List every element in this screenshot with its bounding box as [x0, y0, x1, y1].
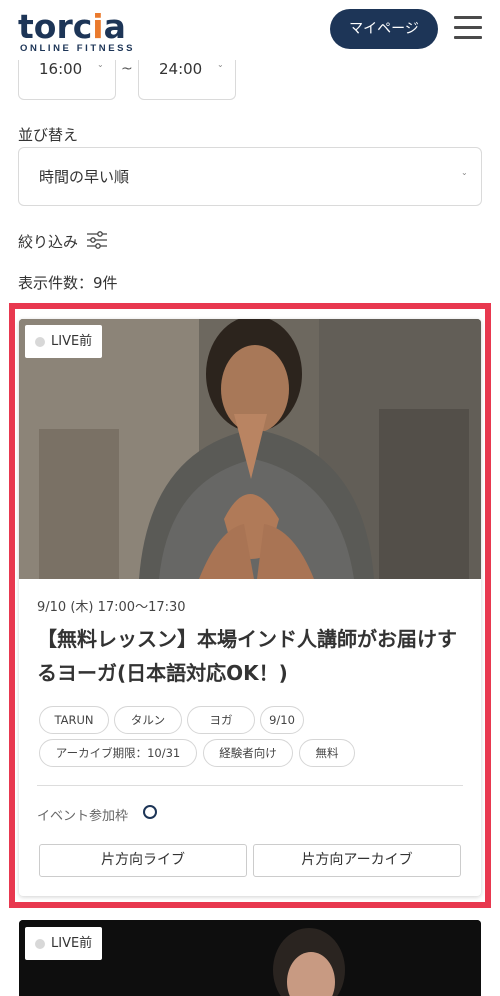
time-to-value: 24:00	[159, 60, 203, 78]
tag-chip[interactable]: ヨガ	[187, 706, 255, 734]
time-from-value: 16:00	[39, 60, 83, 78]
mypage-button[interactable]: マイページ	[330, 9, 438, 49]
sort-value: 時間の早い順	[39, 168, 130, 186]
tag-chip[interactable]: 無料	[299, 739, 355, 767]
status-dot-icon	[35, 336, 45, 347]
card-divider	[37, 785, 463, 786]
tag-chip[interactable]: アーカイブ期限：10/31	[39, 739, 197, 767]
sort-select[interactable]: 時間の早い順 ⌄	[18, 147, 482, 206]
event-thumbnail[interactable]: LIVE前	[19, 319, 481, 579]
chevron-down-icon: ⌄	[97, 60, 104, 69]
time-separator: ~	[121, 61, 133, 77]
tag-chip[interactable]: 9/10	[260, 706, 304, 734]
live-status-badge: LIVE前	[25, 927, 103, 960]
filter-label[interactable]: 絞り込み	[18, 231, 78, 252]
tag-chip[interactable]: 経験者向け	[203, 739, 293, 767]
live-status-text: LIVE前	[51, 936, 93, 951]
one-way-live-button[interactable]: 片方向ライブ	[39, 844, 247, 877]
live-status-text: LIVE前	[51, 334, 93, 349]
sort-label: 並び替え	[18, 126, 79, 144]
hamburger-icon[interactable]	[454, 14, 482, 42]
chevron-down-icon: ⌄	[461, 168, 468, 177]
one-way-archive-button[interactable]: 片方向アーカイブ	[253, 844, 461, 877]
sliders-icon[interactable]	[86, 230, 108, 250]
time-to-select[interactable]: 24:00 ⌄	[138, 56, 236, 100]
capacity-label: イベント参加枠	[37, 809, 129, 824]
result-count: 表示件数：9件	[18, 274, 118, 292]
live-status-badge: LIVE前	[25, 325, 103, 358]
tag-chip[interactable]: TARUN	[39, 706, 109, 734]
tag-chip[interactable]: タルン	[114, 706, 182, 734]
instructor-photo	[19, 319, 481, 579]
event-title[interactable]: 【無料レッスン】本場インド人講師がお届けするヨーガ(日本語対応OK！)	[37, 622, 457, 690]
event-card[interactable]: LIVE前	[19, 920, 481, 996]
logo-subtitle: ONLINE FITNESS	[20, 43, 136, 54]
chevron-down-icon: ⌄	[217, 60, 224, 69]
logo-wordmark: torcia	[18, 7, 126, 46]
event-datetime: 9/10 (木) 17:00〜17:30	[37, 600, 186, 615]
time-from-select[interactable]: 16:00 ⌄	[18, 56, 116, 100]
event-card[interactable]: LIVE前 9/10 (木) 17:00〜17:30 【無料レッスン】本場インド…	[19, 319, 481, 896]
status-dot-icon	[35, 938, 45, 949]
circle-available-icon	[143, 805, 157, 819]
torcia-logo[interactable]: torcia ONLINE FITNESS	[18, 7, 143, 55]
app-header: torcia ONLINE FITNESS マイページ	[0, 0, 500, 60]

→ Stated goal
Update all the rows above by replacing "tag-chip" with "tag-pill" and keeping everything else unchanged. Leave the pictures out of the answer.

→ Exercise response
List every element in this screenshot with its bounding box as [x0, y0, x1, y1].
time-to-value: 24:00	[159, 60, 203, 78]
tag-pill[interactable]: ヨガ	[187, 706, 255, 734]
time-from-value: 16:00	[39, 60, 83, 78]
mypage-button[interactable]: マイページ	[330, 9, 438, 49]
sort-value: 時間の早い順	[39, 168, 130, 186]
tag-pill[interactable]: 無料	[299, 739, 355, 767]
status-dot-icon	[35, 336, 45, 347]
card-divider	[37, 785, 463, 786]
tag-pill[interactable]: アーカイブ期限：10/31	[39, 739, 197, 767]
sort-select[interactable]: 時間の早い順 ⌄	[18, 147, 482, 206]
event-thumbnail[interactable]: LIVE前	[19, 319, 481, 579]
chevron-down-icon: ⌄	[97, 60, 104, 69]
time-separator: ~	[121, 61, 133, 77]
tag-pill[interactable]: 9/10	[260, 706, 304, 734]
live-status-badge: LIVE前	[25, 927, 103, 960]
filter-label[interactable]: 絞り込み	[18, 231, 78, 252]
tag-pill[interactable]: 経験者向け	[203, 739, 293, 767]
live-status-text: LIVE前	[51, 936, 93, 951]
one-way-live-button[interactable]: 片方向ライブ	[39, 844, 247, 877]
live-status-text: LIVE前	[51, 334, 93, 349]
sort-label: 並び替え	[18, 126, 79, 144]
hamburger-icon[interactable]	[454, 14, 482, 42]
chevron-down-icon: ⌄	[461, 168, 468, 177]
one-way-archive-button[interactable]: 片方向アーカイブ	[253, 844, 461, 877]
sliders-icon[interactable]	[86, 230, 108, 250]
time-to-select[interactable]: 24:00 ⌄	[138, 56, 236, 100]
capacity-label: イベント参加枠	[37, 809, 129, 824]
result-count: 表示件数：9件	[18, 274, 118, 292]
live-status-badge: LIVE前	[25, 325, 103, 358]
tag-pill[interactable]: TARUN	[39, 706, 109, 734]
tag-pill[interactable]: タルン	[114, 706, 182, 734]
instructor-photo	[19, 319, 481, 579]
event-title[interactable]: 【無料レッスン】本場インド人講師がお届けするヨーガ(日本語対応OK！)	[37, 622, 457, 690]
event-card[interactable]: LIVE前	[19, 920, 481, 996]
logo-subtitle: ONLINE FITNESS	[20, 43, 136, 54]
chevron-down-icon: ⌄	[217, 60, 224, 69]
logo-wordmark: torcia	[18, 7, 126, 46]
event-datetime: 9/10 (木) 17:00〜17:30	[37, 600, 186, 615]
time-from-select[interactable]: 16:00 ⌄	[18, 56, 116, 100]
event-card[interactable]: LIVE前 9/10 (木) 17:00〜17:30 【無料レッスン】本場インド…	[19, 319, 481, 896]
status-dot-icon	[35, 938, 45, 949]
circle-available-icon	[143, 805, 157, 819]
torcia-logo[interactable]: torcia ONLINE FITNESS	[18, 7, 143, 55]
app-header: torcia ONLINE FITNESS マイページ	[0, 0, 500, 60]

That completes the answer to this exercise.